- DOCUMENT SECTION

============================================================

Some special images on this site, particularly reproductions from manuscripts, use Zoomify™ technology to enable the viewer to zoom in and out of, and navigate around, the images. The Zoomify viewer opens automatically when you link to one of these images, but you need to have the free downloadable Flash Player v. 6 or higher installed on your computer in order to use this viewer. The security features embedded in the Zoomify technology prevent copyrighted images from being downloaded or printed in the normal manner.

In-line images
As with the behaviour of certain fonts in webpages, another slightly unpredictable factor is the way some browsers display in-line GIF images, especially those embedded within a line of text. In this edition, you will often come across a notational symbol such as a mensuration sign (e.g. ostroke), which ought to display correctly as sitting more or less on the baseline of the surrounding text, but which may appear curiously sunk below the line or alternatively raised into a kind of superscript position. If you find this occurring, it may mean that you are using an older version of your browser, which does not recognize some of the image alignment attributes employed in the XHTML code. The easiest solution is to update or vary your browser. Some of the larger GIF images (for instance, figures involving curved lines within treatise texts) seem to display more smoothly in, for instance, Mozilla Firefox, Opera or Safari, than in Internet Explorer or Netscape.

============================================================

- STORED DATA
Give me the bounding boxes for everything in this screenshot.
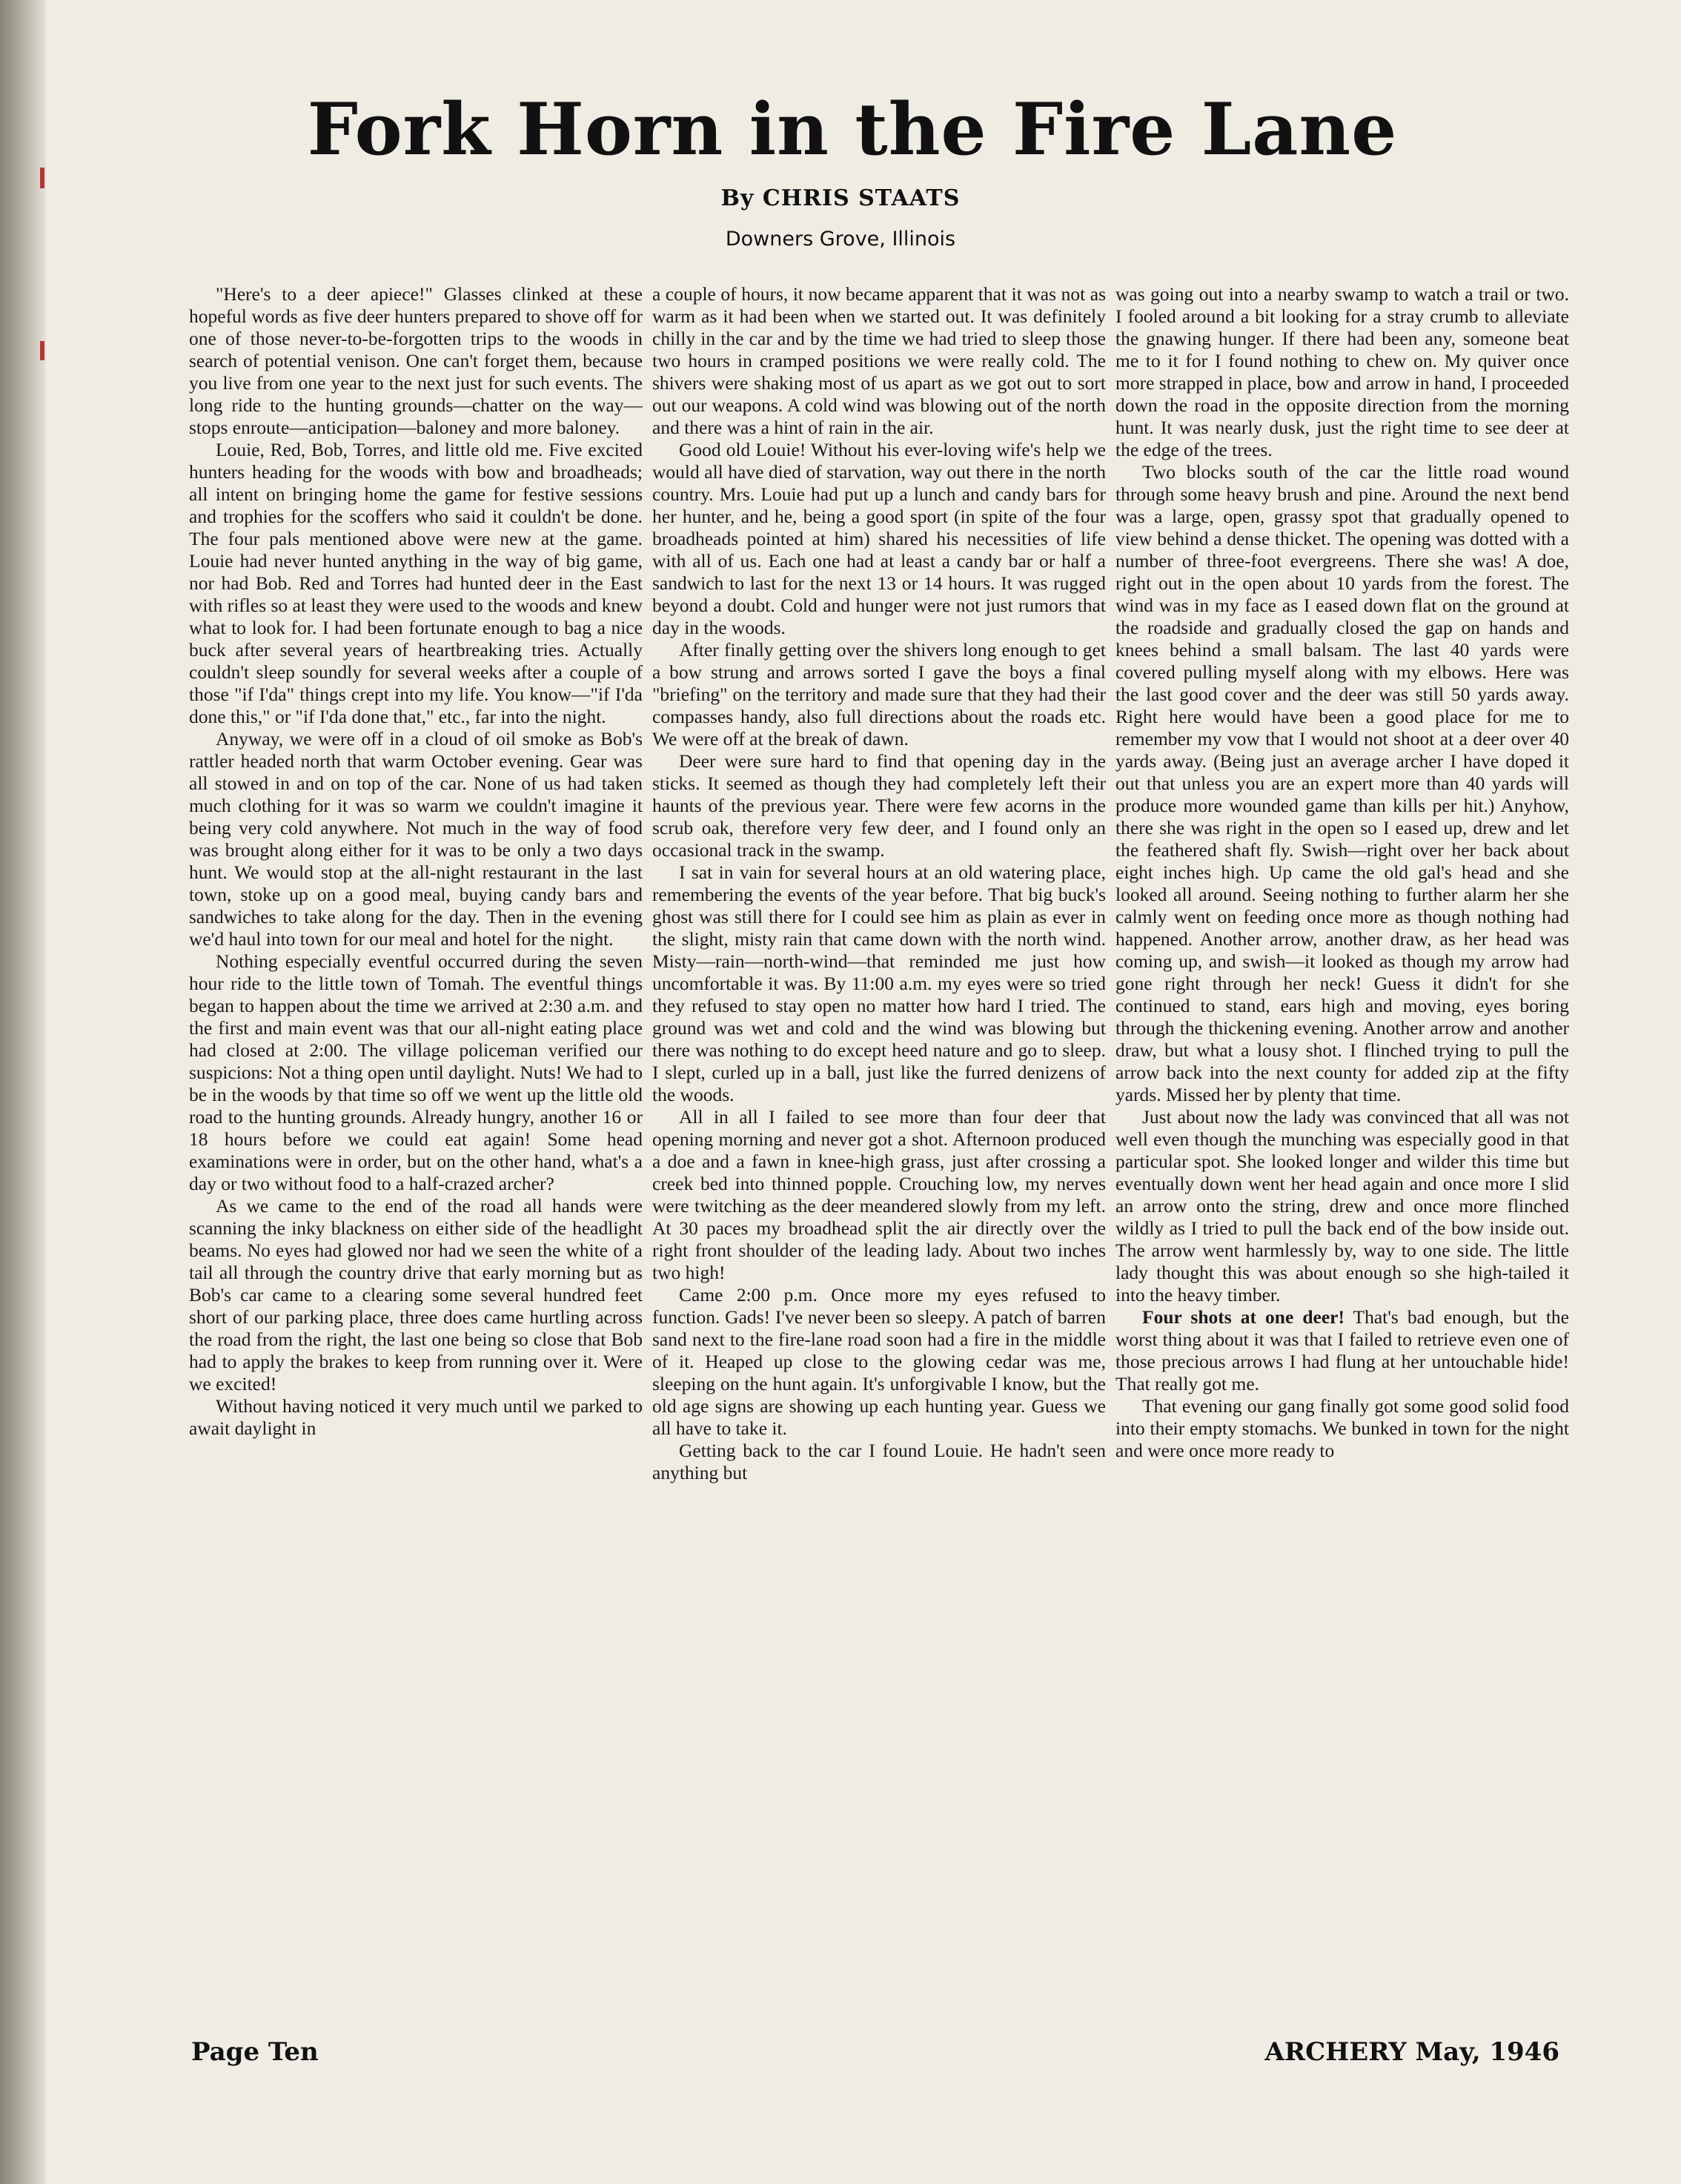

============================================================

- WHAT THIS EXERCISE ASKS
a. Can you sum up the site's note on viewing images in two sentences?
b. How would you put this sentence from the note on viewing images into Spanish: "The easiest solution is to update or vary your browser."
c. Could you carry the note on viewing images forward with the next part, following on after its final sentence?

- PER-TASK ANSWERS
a. Some images on the site, especially manuscript reproductions, open in a Zoomify viewer that needs Flash Player 6 or higher and prevents copyrighted images from being downloaded or printed in the normal way. In-line GIF images such as notational symbols may display sunk below or raised above the line of text in older browsers, and the easiest fix is to update or change the browser.

b. La solución más sencilla es actualizar o cambiar de navegador.

c.
Music Examples
The musical examples and other images in 15th-century mensural and chant notation throughout this edition have been constructed using specially developed font packages, which it is hoped will soon become available for wider use among scholars, editors and performers of late medieval and Renaissance music. If you are interested in learning more about these, you can contact the editor, Professor Ronald Woodley, directly here.

Sound files
As this project continues, sound files of music examples will be added, which it is intended will also explore issues such as late medieval and Renaissance tuning systems. One aspect of this, relating to the chromatic semitone, is discussed in the editor's article 'Sharp Practice in the Later Middle Ages: Exploring the Chromatic Semitone and its Implications', embedded in this edition here. These sound files are provided in MP3 format, QuickTime by default; you will therefore need to have a suitable application for playing these files installed on your computer, preferably connected to reasonably high-quality speakers or headphones.

Facsimiles of the main manuscript sources, and word/character-string search facilities will also become available in due course.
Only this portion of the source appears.